» Short task
Check every line of the entries for "ffffff", and copy the lines that hold it.

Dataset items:
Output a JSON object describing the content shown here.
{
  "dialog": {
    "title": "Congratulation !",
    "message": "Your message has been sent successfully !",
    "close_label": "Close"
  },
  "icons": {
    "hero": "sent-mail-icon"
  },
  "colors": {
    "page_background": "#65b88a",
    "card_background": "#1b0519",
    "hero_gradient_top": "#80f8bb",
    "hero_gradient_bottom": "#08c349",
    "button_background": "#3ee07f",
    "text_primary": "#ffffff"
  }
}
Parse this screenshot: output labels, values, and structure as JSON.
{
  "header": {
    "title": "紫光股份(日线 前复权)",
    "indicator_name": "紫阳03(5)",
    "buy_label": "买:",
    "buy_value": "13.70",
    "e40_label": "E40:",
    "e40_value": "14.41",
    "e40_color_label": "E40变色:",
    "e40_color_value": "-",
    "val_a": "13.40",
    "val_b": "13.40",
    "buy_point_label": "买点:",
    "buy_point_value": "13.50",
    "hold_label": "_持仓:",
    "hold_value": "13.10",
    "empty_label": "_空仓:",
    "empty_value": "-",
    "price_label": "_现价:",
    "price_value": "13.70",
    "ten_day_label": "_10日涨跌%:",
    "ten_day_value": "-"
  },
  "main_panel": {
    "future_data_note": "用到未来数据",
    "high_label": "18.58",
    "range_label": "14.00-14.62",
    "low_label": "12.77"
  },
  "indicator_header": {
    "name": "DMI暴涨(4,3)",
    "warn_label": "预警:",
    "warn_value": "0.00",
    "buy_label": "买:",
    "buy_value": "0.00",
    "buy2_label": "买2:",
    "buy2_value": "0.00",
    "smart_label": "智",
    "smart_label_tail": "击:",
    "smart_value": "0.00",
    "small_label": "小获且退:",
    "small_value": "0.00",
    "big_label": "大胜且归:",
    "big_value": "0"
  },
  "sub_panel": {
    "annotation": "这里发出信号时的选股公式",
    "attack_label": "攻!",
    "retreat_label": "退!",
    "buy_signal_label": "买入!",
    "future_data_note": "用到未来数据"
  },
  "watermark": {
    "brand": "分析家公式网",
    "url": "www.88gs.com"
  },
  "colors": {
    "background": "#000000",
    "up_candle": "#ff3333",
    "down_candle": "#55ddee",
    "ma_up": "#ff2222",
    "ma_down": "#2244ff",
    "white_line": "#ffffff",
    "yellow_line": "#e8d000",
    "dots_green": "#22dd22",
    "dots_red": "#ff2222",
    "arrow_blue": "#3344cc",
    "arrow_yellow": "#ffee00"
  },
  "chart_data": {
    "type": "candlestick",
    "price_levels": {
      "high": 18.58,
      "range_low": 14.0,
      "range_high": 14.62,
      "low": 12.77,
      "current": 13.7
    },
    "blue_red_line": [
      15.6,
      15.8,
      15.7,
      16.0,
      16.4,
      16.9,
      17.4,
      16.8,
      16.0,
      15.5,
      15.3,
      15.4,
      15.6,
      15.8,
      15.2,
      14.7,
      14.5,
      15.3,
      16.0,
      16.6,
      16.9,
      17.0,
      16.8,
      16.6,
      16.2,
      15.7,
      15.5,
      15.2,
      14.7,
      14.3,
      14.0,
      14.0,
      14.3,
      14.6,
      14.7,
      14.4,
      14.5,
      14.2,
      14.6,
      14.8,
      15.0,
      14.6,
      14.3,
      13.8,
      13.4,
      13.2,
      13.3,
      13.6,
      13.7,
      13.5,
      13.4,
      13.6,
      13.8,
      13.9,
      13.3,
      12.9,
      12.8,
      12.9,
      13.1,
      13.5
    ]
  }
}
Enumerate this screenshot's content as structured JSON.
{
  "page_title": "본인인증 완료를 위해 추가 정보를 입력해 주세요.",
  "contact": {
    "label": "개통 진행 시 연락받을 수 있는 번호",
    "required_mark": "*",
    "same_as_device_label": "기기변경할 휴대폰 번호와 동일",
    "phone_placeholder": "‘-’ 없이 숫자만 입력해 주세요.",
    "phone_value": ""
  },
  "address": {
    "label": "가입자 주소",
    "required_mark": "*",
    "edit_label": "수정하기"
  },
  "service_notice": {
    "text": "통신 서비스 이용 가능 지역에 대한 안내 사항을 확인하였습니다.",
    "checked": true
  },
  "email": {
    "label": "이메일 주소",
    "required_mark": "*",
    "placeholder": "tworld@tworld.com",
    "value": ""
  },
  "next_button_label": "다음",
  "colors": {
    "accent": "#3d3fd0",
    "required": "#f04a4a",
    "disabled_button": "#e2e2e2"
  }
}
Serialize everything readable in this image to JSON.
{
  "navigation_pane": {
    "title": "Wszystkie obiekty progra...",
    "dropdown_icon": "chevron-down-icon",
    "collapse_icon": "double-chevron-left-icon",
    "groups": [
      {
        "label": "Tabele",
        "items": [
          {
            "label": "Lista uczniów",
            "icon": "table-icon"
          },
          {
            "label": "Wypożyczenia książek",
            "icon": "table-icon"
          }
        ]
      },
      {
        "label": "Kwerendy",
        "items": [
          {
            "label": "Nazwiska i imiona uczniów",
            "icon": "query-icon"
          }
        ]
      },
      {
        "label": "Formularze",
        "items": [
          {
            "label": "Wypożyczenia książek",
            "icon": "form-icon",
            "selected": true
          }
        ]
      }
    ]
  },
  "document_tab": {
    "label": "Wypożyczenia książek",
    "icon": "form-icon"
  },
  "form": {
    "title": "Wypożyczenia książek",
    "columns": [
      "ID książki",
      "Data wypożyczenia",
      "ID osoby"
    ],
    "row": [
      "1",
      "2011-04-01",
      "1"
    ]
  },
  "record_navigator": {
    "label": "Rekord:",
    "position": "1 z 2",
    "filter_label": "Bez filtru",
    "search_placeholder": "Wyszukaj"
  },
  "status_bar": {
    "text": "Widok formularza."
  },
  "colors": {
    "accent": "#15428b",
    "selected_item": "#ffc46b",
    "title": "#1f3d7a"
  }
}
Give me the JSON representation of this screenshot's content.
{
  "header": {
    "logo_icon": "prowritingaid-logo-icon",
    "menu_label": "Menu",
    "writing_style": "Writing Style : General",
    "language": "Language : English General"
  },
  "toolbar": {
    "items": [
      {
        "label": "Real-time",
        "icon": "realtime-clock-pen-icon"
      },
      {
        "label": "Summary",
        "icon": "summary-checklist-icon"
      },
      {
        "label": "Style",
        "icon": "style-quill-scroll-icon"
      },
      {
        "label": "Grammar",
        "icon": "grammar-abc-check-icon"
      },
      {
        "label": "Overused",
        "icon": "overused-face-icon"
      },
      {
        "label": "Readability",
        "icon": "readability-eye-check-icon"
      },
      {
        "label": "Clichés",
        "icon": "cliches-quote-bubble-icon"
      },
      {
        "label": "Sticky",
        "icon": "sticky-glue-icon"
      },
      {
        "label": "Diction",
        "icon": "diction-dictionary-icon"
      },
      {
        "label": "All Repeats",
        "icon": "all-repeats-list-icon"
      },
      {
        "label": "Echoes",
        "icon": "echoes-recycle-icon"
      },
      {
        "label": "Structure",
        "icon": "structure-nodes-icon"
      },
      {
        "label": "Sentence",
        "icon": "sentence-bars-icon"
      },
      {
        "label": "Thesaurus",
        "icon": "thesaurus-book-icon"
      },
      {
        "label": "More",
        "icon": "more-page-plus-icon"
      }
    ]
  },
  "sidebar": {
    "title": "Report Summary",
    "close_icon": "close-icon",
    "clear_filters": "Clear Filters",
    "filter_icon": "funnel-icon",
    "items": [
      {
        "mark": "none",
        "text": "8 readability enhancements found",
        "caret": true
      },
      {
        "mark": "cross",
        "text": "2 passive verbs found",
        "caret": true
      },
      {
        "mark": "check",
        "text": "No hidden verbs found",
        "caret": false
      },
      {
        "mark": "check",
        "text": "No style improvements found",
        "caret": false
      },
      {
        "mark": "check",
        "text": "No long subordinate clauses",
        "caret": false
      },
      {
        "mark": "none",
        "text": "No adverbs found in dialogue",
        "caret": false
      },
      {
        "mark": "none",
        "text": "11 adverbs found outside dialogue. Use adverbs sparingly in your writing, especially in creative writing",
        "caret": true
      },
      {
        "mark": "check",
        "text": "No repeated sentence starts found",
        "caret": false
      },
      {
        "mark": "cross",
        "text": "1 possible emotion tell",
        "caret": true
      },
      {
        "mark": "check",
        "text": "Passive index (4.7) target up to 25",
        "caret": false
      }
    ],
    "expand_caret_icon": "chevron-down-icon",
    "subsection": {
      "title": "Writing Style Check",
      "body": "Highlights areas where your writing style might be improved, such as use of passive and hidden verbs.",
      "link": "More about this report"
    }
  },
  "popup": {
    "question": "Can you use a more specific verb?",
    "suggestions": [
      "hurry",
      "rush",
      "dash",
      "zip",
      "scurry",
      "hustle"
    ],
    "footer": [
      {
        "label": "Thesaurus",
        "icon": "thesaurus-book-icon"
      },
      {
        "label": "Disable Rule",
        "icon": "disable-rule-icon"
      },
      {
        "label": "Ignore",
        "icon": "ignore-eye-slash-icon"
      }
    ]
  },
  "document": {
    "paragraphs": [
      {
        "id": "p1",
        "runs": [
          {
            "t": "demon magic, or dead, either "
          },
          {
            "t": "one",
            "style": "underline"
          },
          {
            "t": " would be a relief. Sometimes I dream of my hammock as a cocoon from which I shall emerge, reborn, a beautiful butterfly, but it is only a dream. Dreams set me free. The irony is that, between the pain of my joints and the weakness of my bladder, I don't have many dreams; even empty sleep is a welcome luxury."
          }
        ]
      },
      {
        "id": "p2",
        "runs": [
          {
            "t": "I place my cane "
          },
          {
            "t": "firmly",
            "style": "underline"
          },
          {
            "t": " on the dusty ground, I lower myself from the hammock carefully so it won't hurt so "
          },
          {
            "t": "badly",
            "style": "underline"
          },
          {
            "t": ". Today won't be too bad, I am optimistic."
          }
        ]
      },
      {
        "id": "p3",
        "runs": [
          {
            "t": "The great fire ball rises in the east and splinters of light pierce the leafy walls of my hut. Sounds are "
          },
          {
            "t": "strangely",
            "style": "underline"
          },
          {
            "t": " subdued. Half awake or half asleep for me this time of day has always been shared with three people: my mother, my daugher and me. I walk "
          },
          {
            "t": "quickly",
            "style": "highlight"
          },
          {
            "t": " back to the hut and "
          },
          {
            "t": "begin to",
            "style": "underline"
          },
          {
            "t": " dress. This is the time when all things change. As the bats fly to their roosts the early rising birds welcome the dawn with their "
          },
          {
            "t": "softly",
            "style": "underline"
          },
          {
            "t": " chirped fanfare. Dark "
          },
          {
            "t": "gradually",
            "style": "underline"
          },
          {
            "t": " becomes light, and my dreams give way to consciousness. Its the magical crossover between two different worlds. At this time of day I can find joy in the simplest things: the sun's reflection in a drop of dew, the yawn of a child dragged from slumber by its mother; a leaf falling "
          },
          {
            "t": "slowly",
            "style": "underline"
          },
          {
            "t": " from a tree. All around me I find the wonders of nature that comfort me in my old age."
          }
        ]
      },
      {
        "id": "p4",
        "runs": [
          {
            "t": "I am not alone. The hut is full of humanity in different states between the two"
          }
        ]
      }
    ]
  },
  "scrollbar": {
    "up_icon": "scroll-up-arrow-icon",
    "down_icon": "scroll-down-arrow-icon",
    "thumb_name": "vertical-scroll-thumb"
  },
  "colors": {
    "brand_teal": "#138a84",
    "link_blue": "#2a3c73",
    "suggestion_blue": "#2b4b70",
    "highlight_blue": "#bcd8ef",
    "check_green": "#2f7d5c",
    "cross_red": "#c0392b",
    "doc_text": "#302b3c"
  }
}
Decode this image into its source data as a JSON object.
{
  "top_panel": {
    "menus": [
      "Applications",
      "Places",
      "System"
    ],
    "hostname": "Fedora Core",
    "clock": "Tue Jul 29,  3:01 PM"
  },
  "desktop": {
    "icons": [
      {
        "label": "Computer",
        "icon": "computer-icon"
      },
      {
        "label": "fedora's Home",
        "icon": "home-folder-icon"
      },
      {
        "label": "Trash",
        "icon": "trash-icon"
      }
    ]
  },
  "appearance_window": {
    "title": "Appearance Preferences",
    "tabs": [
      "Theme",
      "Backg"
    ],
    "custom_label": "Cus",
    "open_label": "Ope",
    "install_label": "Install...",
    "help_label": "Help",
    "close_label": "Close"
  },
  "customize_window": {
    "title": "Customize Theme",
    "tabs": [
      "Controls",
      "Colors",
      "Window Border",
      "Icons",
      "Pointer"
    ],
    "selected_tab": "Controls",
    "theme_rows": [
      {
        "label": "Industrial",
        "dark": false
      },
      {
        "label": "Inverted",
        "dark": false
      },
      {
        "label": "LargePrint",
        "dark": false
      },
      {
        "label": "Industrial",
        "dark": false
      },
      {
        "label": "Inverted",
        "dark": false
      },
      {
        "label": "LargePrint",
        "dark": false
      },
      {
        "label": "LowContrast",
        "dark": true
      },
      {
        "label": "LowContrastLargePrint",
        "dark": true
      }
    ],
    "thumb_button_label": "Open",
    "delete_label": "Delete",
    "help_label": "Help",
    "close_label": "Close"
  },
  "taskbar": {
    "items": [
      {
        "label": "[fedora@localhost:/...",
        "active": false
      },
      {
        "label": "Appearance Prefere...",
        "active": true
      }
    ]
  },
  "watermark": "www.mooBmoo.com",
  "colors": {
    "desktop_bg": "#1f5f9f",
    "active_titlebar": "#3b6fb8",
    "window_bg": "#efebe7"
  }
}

» Exercise answer
    "text_primary": "#ffffff"
    "white_line": "#ffffff",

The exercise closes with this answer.